*THE EXERCISE:*
State how many lines hold the string "title". Give the number and nothing else.

[Start of RECORDS FOR THIS EXERCISE]

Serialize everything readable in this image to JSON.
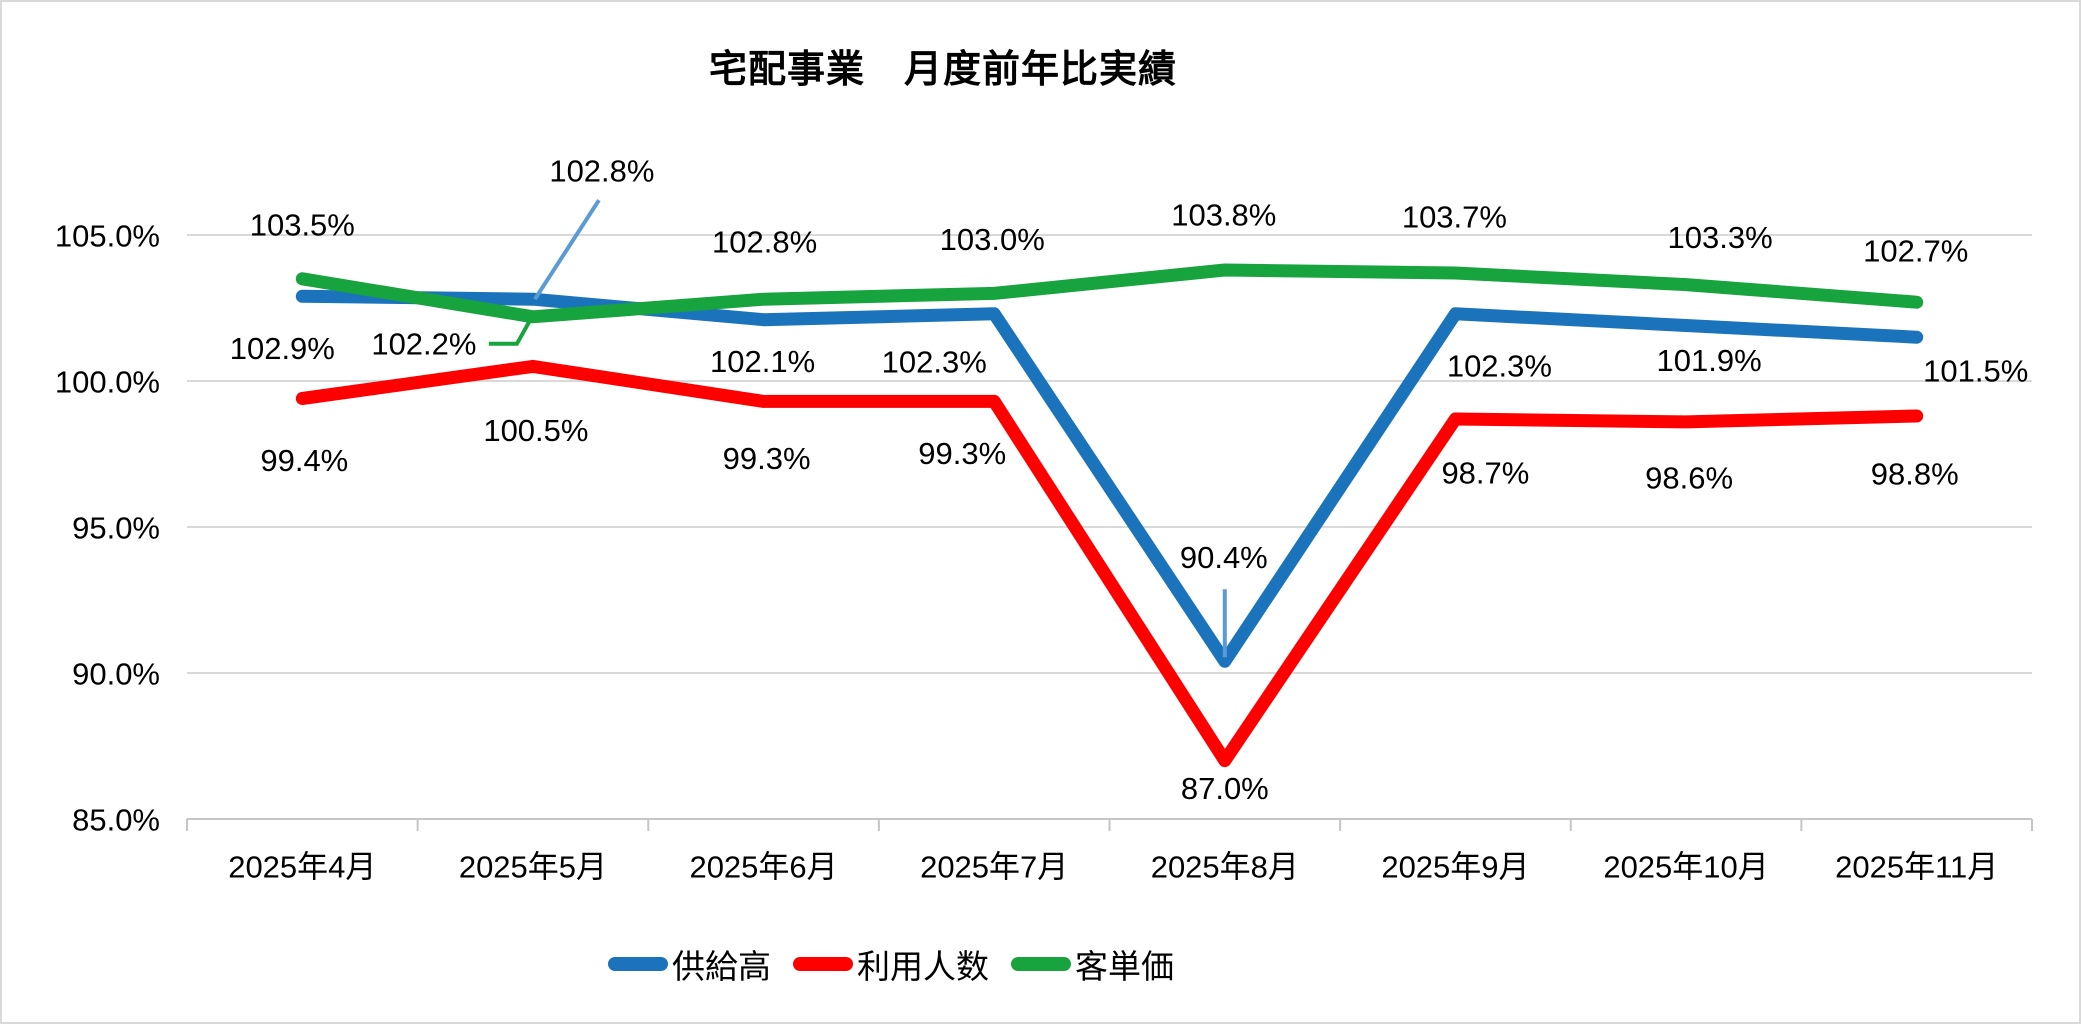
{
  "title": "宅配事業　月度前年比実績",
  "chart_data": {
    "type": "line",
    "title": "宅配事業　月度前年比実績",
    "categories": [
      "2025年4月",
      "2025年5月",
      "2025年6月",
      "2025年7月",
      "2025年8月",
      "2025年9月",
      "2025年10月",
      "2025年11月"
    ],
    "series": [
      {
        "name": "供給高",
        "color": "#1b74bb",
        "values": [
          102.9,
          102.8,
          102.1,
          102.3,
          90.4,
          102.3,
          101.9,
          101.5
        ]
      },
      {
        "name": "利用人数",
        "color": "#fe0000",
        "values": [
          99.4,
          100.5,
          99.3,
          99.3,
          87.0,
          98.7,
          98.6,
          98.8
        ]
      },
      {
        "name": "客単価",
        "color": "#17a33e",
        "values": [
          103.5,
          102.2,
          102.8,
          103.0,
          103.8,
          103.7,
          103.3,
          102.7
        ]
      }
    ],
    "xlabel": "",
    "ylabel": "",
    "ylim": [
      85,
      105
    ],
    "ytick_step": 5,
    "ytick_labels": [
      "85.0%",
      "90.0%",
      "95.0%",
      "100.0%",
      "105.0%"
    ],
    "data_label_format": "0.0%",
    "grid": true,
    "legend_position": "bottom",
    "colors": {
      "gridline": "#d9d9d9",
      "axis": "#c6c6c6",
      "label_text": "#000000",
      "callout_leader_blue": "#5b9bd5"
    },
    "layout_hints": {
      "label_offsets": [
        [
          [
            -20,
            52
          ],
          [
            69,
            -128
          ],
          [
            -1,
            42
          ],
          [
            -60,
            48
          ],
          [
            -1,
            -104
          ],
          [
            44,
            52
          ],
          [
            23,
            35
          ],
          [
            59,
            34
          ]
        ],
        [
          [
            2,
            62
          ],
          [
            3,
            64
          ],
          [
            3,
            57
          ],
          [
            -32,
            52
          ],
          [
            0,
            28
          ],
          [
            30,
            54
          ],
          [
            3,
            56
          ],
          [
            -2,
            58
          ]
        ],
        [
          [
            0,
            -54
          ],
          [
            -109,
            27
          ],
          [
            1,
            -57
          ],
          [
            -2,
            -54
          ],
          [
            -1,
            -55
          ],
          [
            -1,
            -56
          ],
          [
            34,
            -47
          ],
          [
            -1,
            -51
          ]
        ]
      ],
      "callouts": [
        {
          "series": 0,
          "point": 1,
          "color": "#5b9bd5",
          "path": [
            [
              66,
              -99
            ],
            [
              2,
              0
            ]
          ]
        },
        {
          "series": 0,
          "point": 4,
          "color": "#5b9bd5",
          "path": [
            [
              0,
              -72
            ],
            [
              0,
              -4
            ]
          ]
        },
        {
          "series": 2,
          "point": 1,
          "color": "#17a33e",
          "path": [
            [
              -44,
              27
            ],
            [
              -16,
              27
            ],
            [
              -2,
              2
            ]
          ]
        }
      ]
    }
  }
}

[End of RECORDS FOR THIS EXERCISE]
[Start of RECORDS FOR THIS EXERCISE]

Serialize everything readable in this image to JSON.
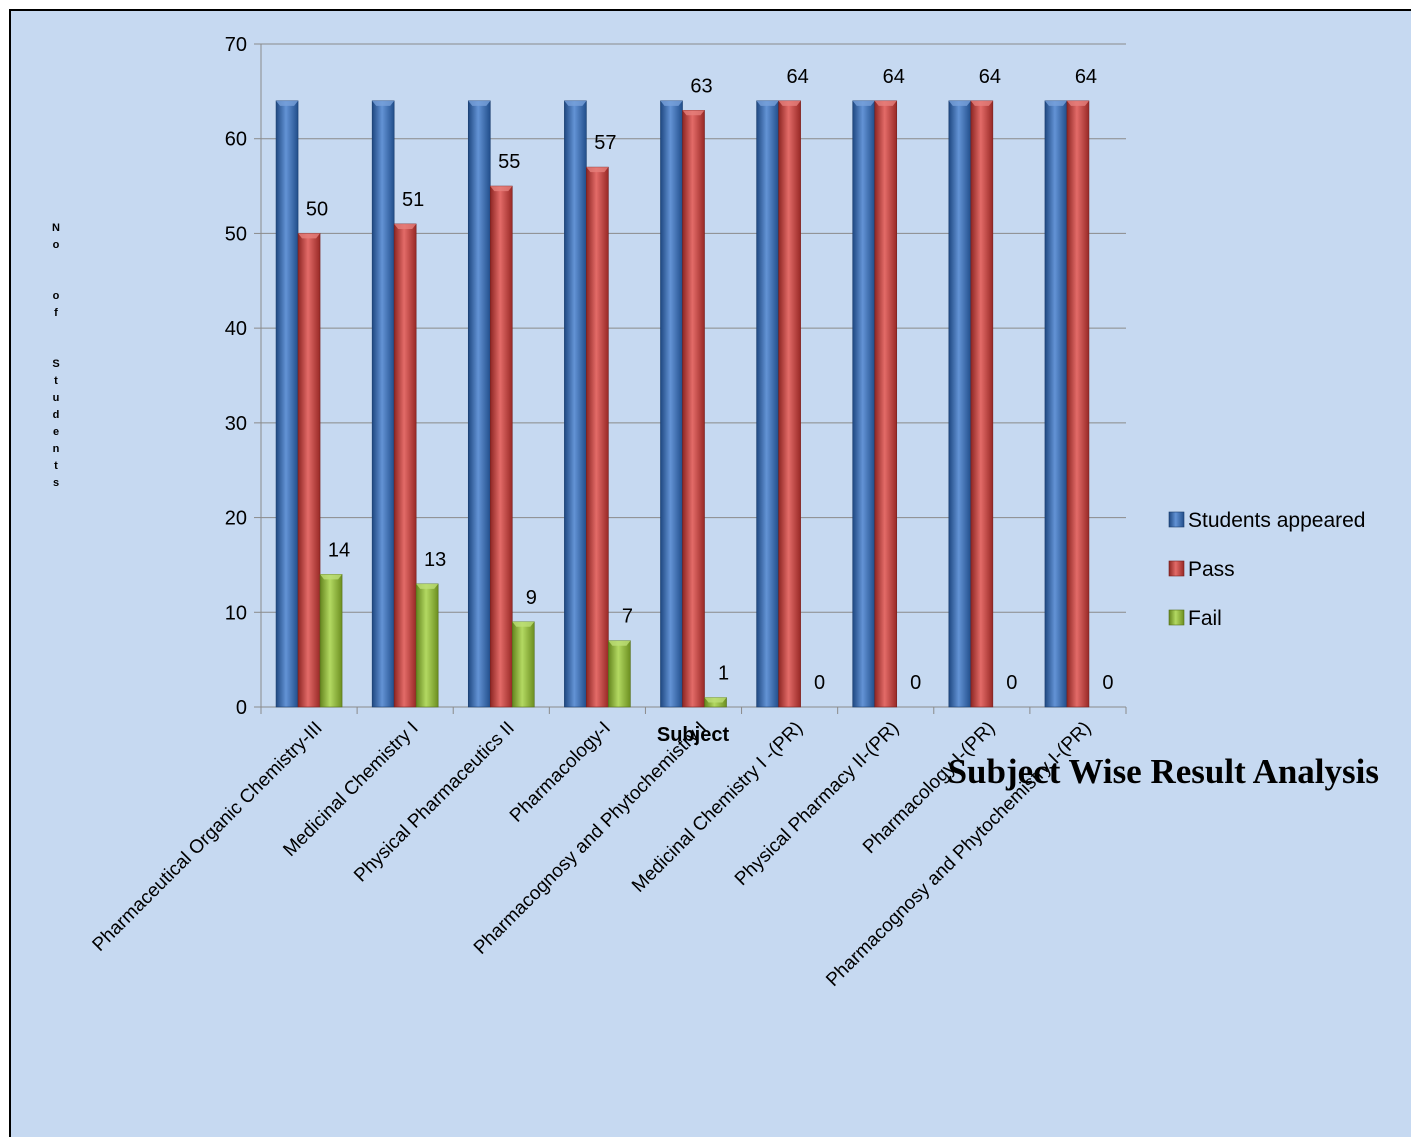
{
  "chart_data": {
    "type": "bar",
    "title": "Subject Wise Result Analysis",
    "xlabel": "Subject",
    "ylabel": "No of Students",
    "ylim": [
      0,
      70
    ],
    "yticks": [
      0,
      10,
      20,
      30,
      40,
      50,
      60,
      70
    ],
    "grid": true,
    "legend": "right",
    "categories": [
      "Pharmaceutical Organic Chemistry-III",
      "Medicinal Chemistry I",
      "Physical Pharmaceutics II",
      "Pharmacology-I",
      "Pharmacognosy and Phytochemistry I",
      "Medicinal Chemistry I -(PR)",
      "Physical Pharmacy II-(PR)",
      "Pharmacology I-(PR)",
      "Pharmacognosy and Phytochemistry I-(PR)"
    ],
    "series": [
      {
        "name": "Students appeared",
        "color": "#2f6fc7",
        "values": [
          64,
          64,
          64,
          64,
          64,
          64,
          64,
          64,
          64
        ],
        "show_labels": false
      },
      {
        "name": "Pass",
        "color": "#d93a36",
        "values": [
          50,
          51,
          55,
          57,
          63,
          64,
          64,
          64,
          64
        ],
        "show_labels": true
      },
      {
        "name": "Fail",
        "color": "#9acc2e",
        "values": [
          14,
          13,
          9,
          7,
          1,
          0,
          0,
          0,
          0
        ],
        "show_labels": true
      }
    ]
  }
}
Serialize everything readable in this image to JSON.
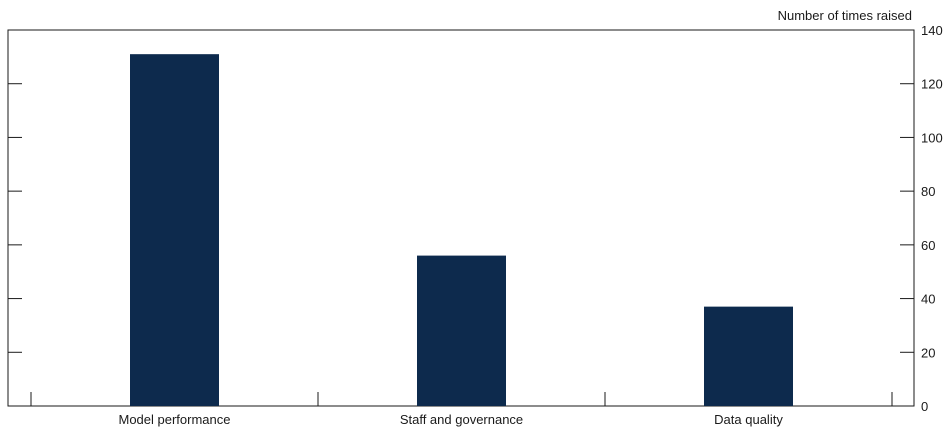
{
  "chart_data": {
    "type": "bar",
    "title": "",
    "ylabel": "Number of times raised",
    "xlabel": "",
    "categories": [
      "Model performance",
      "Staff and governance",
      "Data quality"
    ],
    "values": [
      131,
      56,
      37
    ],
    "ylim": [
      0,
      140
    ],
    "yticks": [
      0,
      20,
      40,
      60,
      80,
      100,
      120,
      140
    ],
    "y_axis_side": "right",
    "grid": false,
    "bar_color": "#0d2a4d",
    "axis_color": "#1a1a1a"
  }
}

[End of RECORDS FOR THIS EXERCISE]

*ANSWER TO THE EXERCISE:*
4